Your instructions
Convert every line of the records below into a JSON list of strings, one string per line, and leave out blank lines.

Raw data
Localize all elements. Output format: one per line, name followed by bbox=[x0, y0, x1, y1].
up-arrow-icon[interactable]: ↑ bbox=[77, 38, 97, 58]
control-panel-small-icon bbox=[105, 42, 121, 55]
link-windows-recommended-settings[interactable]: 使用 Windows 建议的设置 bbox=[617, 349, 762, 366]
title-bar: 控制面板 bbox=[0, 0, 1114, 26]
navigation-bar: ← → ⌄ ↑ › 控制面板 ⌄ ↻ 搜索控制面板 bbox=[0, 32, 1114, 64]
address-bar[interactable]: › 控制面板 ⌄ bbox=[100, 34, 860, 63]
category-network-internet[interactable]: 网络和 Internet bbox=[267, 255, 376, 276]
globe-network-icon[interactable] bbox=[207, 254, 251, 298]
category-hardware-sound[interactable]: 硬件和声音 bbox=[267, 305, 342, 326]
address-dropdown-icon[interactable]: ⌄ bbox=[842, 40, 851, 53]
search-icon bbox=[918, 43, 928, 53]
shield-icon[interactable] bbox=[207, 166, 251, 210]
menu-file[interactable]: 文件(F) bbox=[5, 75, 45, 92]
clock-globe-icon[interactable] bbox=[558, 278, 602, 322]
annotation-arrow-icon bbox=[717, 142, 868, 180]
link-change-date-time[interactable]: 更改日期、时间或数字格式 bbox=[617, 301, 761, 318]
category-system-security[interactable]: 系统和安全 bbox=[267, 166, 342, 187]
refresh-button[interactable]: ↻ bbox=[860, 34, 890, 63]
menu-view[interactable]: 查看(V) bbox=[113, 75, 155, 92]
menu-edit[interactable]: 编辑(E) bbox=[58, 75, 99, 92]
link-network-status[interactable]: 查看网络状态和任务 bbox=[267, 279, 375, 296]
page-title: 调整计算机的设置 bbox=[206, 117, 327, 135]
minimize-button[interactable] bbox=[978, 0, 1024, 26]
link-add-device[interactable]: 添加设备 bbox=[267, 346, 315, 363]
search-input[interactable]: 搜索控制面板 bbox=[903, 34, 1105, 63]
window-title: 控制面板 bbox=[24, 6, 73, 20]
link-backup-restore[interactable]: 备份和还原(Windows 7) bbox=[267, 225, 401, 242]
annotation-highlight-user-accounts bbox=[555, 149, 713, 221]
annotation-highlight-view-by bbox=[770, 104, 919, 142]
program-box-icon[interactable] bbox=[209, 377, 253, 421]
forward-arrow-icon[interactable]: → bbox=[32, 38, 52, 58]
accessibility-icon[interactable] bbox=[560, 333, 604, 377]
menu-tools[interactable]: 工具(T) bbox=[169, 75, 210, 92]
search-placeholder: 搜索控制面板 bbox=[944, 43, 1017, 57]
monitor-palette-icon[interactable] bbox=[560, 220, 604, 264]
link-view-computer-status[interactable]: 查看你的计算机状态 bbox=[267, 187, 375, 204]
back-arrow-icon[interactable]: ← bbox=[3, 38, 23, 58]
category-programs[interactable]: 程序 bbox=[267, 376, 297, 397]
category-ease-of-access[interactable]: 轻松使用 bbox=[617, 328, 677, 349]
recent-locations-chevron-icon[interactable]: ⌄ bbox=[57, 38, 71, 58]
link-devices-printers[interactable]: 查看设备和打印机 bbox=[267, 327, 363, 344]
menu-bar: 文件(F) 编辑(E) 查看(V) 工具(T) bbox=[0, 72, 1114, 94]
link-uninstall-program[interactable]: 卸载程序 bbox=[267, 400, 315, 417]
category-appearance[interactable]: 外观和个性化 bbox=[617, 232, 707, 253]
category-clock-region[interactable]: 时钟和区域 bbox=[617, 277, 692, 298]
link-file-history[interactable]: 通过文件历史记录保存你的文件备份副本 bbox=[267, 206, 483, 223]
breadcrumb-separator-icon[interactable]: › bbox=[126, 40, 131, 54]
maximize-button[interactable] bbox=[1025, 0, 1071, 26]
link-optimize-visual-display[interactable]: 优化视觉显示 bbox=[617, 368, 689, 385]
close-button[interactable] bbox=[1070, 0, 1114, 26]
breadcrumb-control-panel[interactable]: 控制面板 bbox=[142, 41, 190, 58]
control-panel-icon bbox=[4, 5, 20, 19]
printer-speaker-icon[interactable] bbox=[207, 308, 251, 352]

Written reply
[
  "Localize all elements. Output format: one per line, name followed by bbox=[x0, y0, x1, y1].",
  "up-arrow-icon[interactable]: ↑ bbox=[77, 38, 97, 58]",
  "control-panel-small-icon bbox=[105, 42, 121, 55]",
  "link-windows-recommended-settings[interactable]: 使用 Windows 建议的设置 bbox=[617, 349, 762, 366]",
  "title-bar: 控制面板 bbox=[0, 0, 1114, 26]",
  "navigation-bar: ← → ⌄ ↑ › 控制面板 ⌄ ↻ 搜索控制面板 bbox=[0, 32, 1114, 64]",
  "address-bar[interactable]: › 控制面板 ⌄ bbox=[100, 34, 860, 63]",
  "category-network-internet[interactable]: 网络和 Internet bbox=[267, 255, 376, 276]",
  "globe-network-icon[interactable] bbox=[207, 254, 251, 298]",
  "category-hardware-sound[interactable]: 硬件和声音 bbox=[267, 305, 342, 326]",
  "address-dropdown-icon[interactable]: ⌄ bbox=[842, 40, 851, 53]",
  "search-icon bbox=[918, 43, 928, 53]",
  "shield-icon[interactable] bbox=[207, 166, 251, 210]",
  "menu-file[interactable]: 文件(F) bbox=[5, 75, 45, 92]",
  "clock-globe-icon[interactable] bbox=[558, 278, 602, 322]",
  "annotation-arrow-icon bbox=[717, 142, 868, 180]",
  "link-change-date-time[interactable]: 更改日期、时间或数字格式 bbox=[617, 301, 761, 318]",
  "category-system-security[interactable]: 系统和安全 bbox=[267, 166, 342, 187]",
  "refresh-button[interactable]: ↻ bbox=[860, 34, 890, 63]",
  "menu-view[interactable]: 查看(V) bbox=[113, 75, 155, 92]",
  "menu-edit[interactable]: 编辑(E) bbox=[58, 75, 99, 92]",
  "link-network-status[interactable]: 查看网络状态和任务 bbox=[267, 279, 375, 296]",
  "page-title: 调整计算机的设置 bbox=[206, 117, 327, 135]",
  "minimize-button[interactable] bbox=[978, 0, 1024, 26]",
  "link-add-device[interactable]: 添加设备 bbox=[267, 346, 315, 363]",
  "search-input[interactable]: 搜索控制面板 bbox=[903, 34, 1105, 63]",
  "window-title: 控制面板 bbox=[24, 6, 73, 20]",
  "link-backup-restore[interactable]: 备份和还原(Windows 7) bbox=[267, 225, 401, 242]",
  "annotation-highlight-user-accounts bbox=[555, 149, 713, 221]",
  "annotation-highlight-view-by bbox=[770, 104, 919, 142]",
  "program-box-icon[interactable] bbox=[209, 377, 253, 421]",
  "forward-arrow-icon[interactable]: → bbox=[32, 38, 52, 58]",
  "accessibility-icon[interactable] bbox=[560, 333, 604, 377]",
  "menu-tools[interactable]: 工具(T) bbox=[169, 75, 210, 92]",
  "search-placeholder: 搜索控制面板 bbox=[944, 43, 1017, 57]",
  "monitor-palette-icon[interactable] bbox=[560, 220, 604, 264]",
  "link-view-computer-status[interactable]: 查看你的计算机状态 bbox=[267, 187, 375, 204]",
  "back-arrow-icon[interactable]: ← bbox=[3, 38, 23, 58]",
  "category-programs[interactable]: 程序 bbox=[267, 376, 297, 397]",
  "category-ease-of-access[interactable]: 轻松使用 bbox=[617, 328, 677, 349]",
  "recent-locations-chevron-icon[interactable]: ⌄ bbox=[57, 38, 71, 58]",
  "link-devices-printers[interactable]: 查看设备和打印机 bbox=[267, 327, 363, 344]",
  "menu-bar: 文件(F) 编辑(E) 查看(V) 工具(T) bbox=[0, 72, 1114, 94]",
  "link-uninstall-program[interactable]: 卸载程序 bbox=[267, 400, 315, 417]",
  "category-appearance[interactable]: 外观和个性化 bbox=[617, 232, 707, 253]",
  "category-clock-region[interactable]: 时钟和区域 bbox=[617, 277, 692, 298]",
  "link-file-history[interactable]: 通过文件历史记录保存你的文件备份副本 bbox=[267, 206, 483, 223]",
  "breadcrumb-separator-icon[interactable]: › bbox=[126, 40, 131, 54]",
  "maximize-button[interactable] bbox=[1025, 0, 1071, 26]",
  "link-optimize-visual-display[interactable]: 优化视觉显示 bbox=[617, 368, 689, 385]",
  "close-button[interactable] bbox=[1070, 0, 1114, 26]",
  "breadcrumb-control-panel[interactable]: 控制面板 bbox=[142, 41, 190, 58]",
  "control-panel-icon bbox=[4, 5, 20, 19]",
  "printer-speaker-icon[interactable] bbox=[207, 308, 251, 352]"
]